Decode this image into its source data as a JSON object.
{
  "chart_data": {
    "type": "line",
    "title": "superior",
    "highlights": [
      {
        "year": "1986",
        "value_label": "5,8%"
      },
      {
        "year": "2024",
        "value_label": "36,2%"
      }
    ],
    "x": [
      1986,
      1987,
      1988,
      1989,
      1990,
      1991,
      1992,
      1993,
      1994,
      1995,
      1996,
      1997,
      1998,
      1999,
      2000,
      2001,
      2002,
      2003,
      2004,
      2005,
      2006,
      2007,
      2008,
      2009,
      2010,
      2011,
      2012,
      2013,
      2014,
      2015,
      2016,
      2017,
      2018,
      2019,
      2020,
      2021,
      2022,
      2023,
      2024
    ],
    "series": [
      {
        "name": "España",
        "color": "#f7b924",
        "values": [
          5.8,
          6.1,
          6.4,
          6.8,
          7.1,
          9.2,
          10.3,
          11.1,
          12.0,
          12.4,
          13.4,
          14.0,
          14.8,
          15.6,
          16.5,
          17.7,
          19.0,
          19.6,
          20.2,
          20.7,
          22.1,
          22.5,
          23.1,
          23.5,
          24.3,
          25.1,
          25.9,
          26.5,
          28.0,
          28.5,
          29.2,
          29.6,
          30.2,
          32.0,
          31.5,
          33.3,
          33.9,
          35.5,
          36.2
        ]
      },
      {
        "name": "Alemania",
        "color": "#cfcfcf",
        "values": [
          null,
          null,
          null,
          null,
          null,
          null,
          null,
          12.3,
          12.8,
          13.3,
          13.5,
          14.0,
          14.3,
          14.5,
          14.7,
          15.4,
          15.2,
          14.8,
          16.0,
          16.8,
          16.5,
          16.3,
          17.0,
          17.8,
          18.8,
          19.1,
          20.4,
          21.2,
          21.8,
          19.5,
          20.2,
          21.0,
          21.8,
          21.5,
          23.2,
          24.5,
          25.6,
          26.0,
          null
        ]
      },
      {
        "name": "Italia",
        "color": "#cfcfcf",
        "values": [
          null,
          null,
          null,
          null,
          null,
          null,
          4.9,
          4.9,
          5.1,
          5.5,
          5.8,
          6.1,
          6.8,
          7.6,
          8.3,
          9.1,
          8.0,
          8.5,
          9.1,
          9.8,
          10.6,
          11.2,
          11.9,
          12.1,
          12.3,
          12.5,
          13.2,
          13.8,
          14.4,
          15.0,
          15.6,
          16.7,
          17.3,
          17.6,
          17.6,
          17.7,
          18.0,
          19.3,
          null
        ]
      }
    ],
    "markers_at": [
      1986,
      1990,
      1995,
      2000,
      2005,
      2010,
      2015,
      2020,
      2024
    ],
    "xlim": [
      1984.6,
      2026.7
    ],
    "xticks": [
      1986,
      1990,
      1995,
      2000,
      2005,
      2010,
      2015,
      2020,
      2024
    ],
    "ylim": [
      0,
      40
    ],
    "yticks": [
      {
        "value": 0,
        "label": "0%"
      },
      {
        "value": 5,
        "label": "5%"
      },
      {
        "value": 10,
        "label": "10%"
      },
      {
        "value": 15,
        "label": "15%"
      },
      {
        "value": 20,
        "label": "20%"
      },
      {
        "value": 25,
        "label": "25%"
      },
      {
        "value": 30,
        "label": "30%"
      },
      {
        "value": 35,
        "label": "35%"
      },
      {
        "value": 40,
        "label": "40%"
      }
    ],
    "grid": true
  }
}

== == ==

▶ _What needs to be done_: Take the records above and return them exactly as written.

▶ _Exercise response_:
Decode this image into its source data as a JSON object.
{
  "chart_data": {
    "type": "line",
    "title": "superior",
    "highlights": [
      {
        "year": "1986",
        "value_label": "5,8%"
      },
      {
        "year": "2024",
        "value_label": "36,2%"
      }
    ],
    "x": [
      1986,
      1987,
      1988,
      1989,
      1990,
      1991,
      1992,
      1993,
      1994,
      1995,
      1996,
      1997,
      1998,
      1999,
      2000,
      2001,
      2002,
      2003,
      2004,
      2005,
      2006,
      2007,
      2008,
      2009,
      2010,
      2011,
      2012,
      2013,
      2014,
      2015,
      2016,
      2017,
      2018,
      2019,
      2020,
      2021,
      2022,
      2023,
      2024
    ],
    "series": [
      {
        "name": "España",
        "color": "#f7b924",
        "values": [
          5.8,
          6.1,
          6.4,
          6.8,
          7.1,
          9.2,
          10.3,
          11.1,
          12.0,
          12.4,
          13.4,
          14.0,
          14.8,
          15.6,
          16.5,
          17.7,
          19.0,
          19.6,
          20.2,
          20.7,
          22.1,
          22.5,
          23.1,
          23.5,
          24.3,
          25.1,
          25.9,
          26.5,
          28.0,
          28.5,
          29.2,
          29.6,
          30.2,
          32.0,
          31.5,
          33.3,
          33.9,
          35.5,
          36.2
        ]
      },
      {
        "name": "Alemania",
        "color": "#cfcfcf",
        "values": [
          null,
          null,
          null,
          null,
          null,
          null,
          null,
          12.3,
          12.8,
          13.3,
          13.5,
          14.0,
          14.3,
          14.5,
          14.7,
          15.4,
          15.2,
          14.8,
          16.0,
          16.8,
          16.5,
          16.3,
          17.0,
          17.8,
          18.8,
          19.1,
          20.4,
          21.2,
          21.8,
          19.5,
          20.2,
          21.0,
          21.8,
          21.5,
          23.2,
          24.5,
          25.6,
          26.0,
          null
        ]
      },
      {
        "name": "Italia",
        "color": "#cfcfcf",
        "values": [
          null,
          null,
          null,
          null,
          null,
          null,
          4.9,
          4.9,
          5.1,
          5.5,
          5.8,
          6.1,
          6.8,
          7.6,
          8.3,
          9.1,
          8.0,
          8.5,
          9.1,
          9.8,
          10.6,
          11.2,
          11.9,
          12.1,
          12.3,
          12.5,
          13.2,
          13.8,
          14.4,
          15.0,
          15.6,
          16.7,
          17.3,
          17.6,
          17.6,
          17.7,
          18.0,
          19.3,
          null
        ]
      }
    ],
    "markers_at": [
      1986,
      1990,
      1995,
      2000,
      2005,
      2010,
      2015,
      2020,
      2024
    ],
    "xlim": [
      1984.6,
      2026.7
    ],
    "xticks": [
      1986,
      1990,
      1995,
      2000,
      2005,
      2010,
      2015,
      2020,
      2024
    ],
    "ylim": [
      0,
      40
    ],
    "yticks": [
      {
        "value": 0,
        "label": "0%"
      },
      {
        "value": 5,
        "label": "5%"
      },
      {
        "value": 10,
        "label": "10%"
      },
      {
        "value": 15,
        "label": "15%"
      },
      {
        "value": 20,
        "label": "20%"
      },
      {
        "value": 25,
        "label": "25%"
      },
      {
        "value": 30,
        "label": "30%"
      },
      {
        "value": 35,
        "label": "35%"
      },
      {
        "value": 40,
        "label": "40%"
      }
    ],
    "grid": true
  }
}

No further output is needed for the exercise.